Go through the data below line by line and count those containing the word "大体积混凝土必须进行二次抹面工作". Reply with the count only.

◆ TASK DATA

******************************

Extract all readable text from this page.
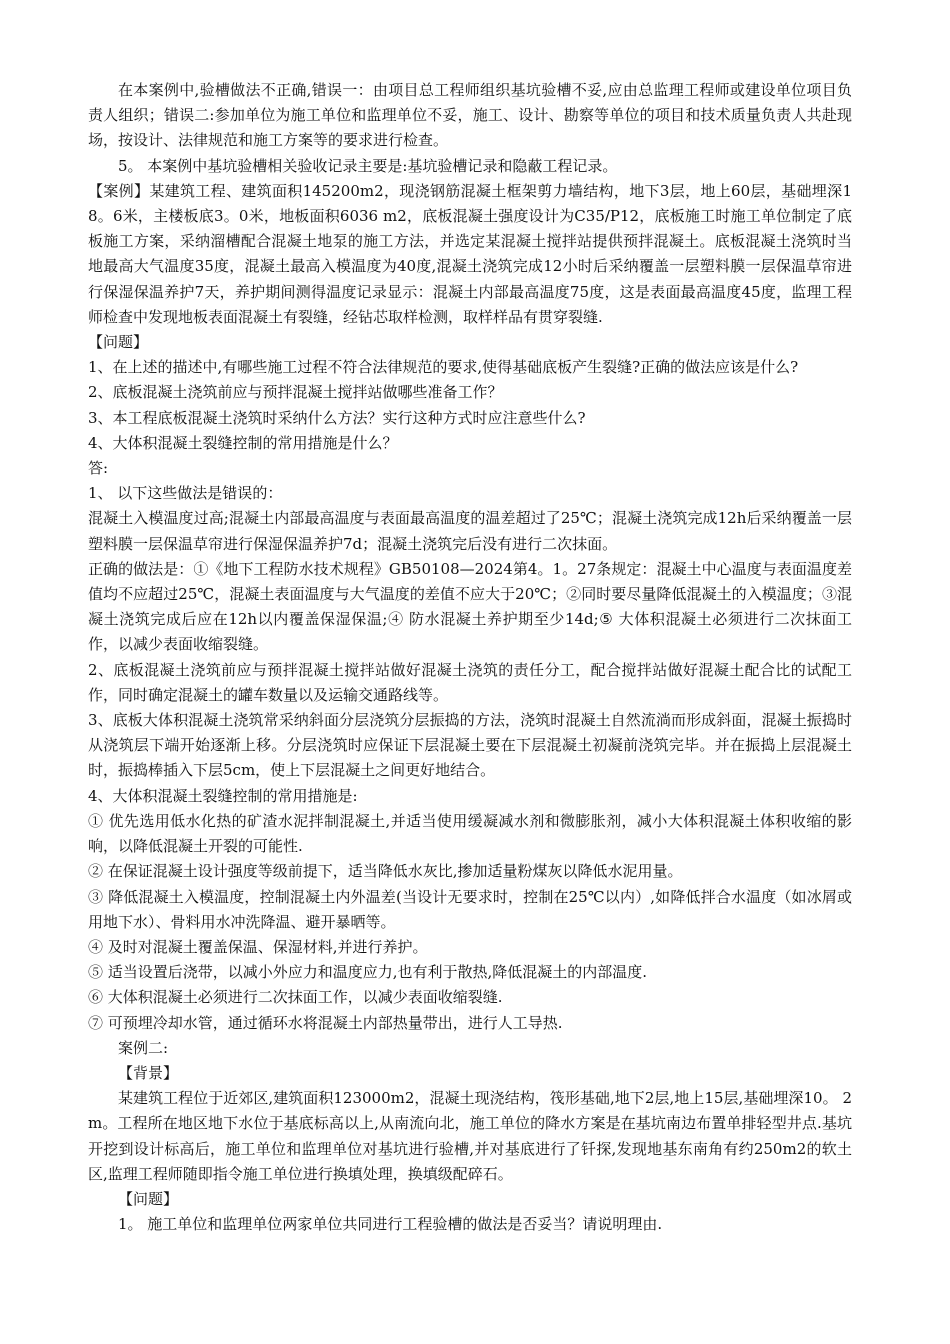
在本案例中,验槽做法不正确,错误一：由项目总工程师组织基坑验槽不妥,应由总监理工程师或建设单位项目负责人组织；错误二:参加单位为施工单位和监理单位不妥，施工、设计、勘察等单位的项目和技术质量负责人共赴现场，按设计、法律规范和施工方案等的要求进行检查。

5。 本案例中基坑验槽相关验收记录主要是:基坑验槽记录和隐蔽工程记录。

【案例】某建筑工程、建筑面积145200m2，现浇钢筋混凝土框架剪力墙结构，地下3层，地上60层，基础埋深18。6米，主楼板底3。0米，地板面积6036 m2，底板混凝土强度设计为C35/P12，底板施工时施工单位制定了底板施工方案，采纳溜槽配合混凝土地泵的施工方法，并选定某混凝土搅拌站提供预拌混凝土。底板混凝土浇筑时当地最高大气温度35度，混凝土最高入模温度为40度,混凝土浇筑完成12小时后采纳覆盖一层塑料膜一层保温草帘进行保湿保温养护7天，养护期间测得温度记录显示：混凝土内部最高温度75度，这是表面最高温度45度，监理工程师检查中发现地板表面混凝土有裂缝，经钻芯取样检测，取样样品有贯穿裂缝.

【问题】

1、在上述的描述中,有哪些施工过程不符合法律规范的要求,使得基础底板产生裂缝?正确的做法应该是什么?

2、底板混凝土浇筑前应与预拌混凝土搅拌站做哪些准备工作？

3、本工程底板混凝土浇筑时采纳什么方法？实行这种方式时应注意些什么?

4、大体积混凝土裂缝控制的常用措施是什么？

答:

1、 以下这些做法是错误的：

混凝土入模温度过高;混凝土内部最高温度与表面最高温度的温差超过了25℃；混凝土浇筑完成12h后采纳覆盖一层塑料膜一层保温草帘进行保湿保温养护7d；混凝土浇筑完后没有进行二次抹面。

正确的做法是：①《地下工程防水技术规程》GB50108—2024第4。1。27条规定：混凝土中心温度与表面温度差值均不应超过25℃，混凝土表面温度与大气温度的差值不应大于20℃；②同时要尽量降低混凝土的入模温度；③混凝土浇筑完成后应在12h以内覆盖保湿保温;④ 防水混凝土养护期至少14d;⑤ 大体积混凝土必须进行二次抹面工作，以减少表面收缩裂缝。

2、底板混凝土浇筑前应与预拌混凝土搅拌站做好混凝土浇筑的责任分工，配合搅拌站做好混凝土配合比的试配工作，同时确定混凝土的罐车数量以及运输交通路线等。

3、底板大体积混凝土浇筑常采纳斜面分层浇筑分层振捣的方法，浇筑时混凝土自然流淌而形成斜面，混凝土振捣时从浇筑层下端开始逐渐上移。分层浇筑时应保证下层混凝土要在下层混凝土初凝前浇筑完毕。并在振捣上层混凝土时，振捣棒插入下层5cm，使上下层混凝土之间更好地结合。

4、大体积混凝土裂缝控制的常用措施是:

① 优先选用低水化热的矿渣水泥拌制混凝土,并适当使用缓凝减水剂和微膨胀剂，减小大体积混凝土体积收缩的影响，以降低混凝土开裂的可能性.

② 在保证混凝土设计强度等级前提下，适当降低水灰比,掺加适量粉煤灰以降低水泥用量。

③ 降低混凝土入模温度，控制混凝土内外温差(当设计无要求时，控制在25℃以内）,如降低拌合水温度（如冰屑或用地下水）、骨料用水冲洗降温、避开暴晒等。

④ 及时对混凝土覆盖保温、保湿材料,并进行养护。

⑤ 适当设置后浇带，以减小外应力和温度应力,也有利于散热,降低混凝土的内部温度.

⑥ 大体积混凝土必须进行二次抹面工作，以减少表面收缩裂缝.

⑦ 可预埋冷却水管，通过循环水将混凝土内部热量带出，进行人工导热.

案例二:

【背景】

某建筑工程位于近郊区,建筑面积123000m2，混凝土现浇结构，筏形基础,地下2层,地上15层,基础埋深10。 2m。工程所在地区地下水位于基底标高以上,从南流向北，施工单位的降水方案是在基坑南边布置单排轻型井点.基坑开挖到设计标高后，施工单位和监理单位对基坑进行验槽,并对基底进行了钎探,发现地基东南角有约250m2的软土区,监理工程师随即指令施工单位进行换填处理，换填级配碎石。

【问题】

1。 施工单位和监理单位两家单位共同进行工程验槽的做法是否妥当？请说明理由.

******************************

◆ TASK RESULT
2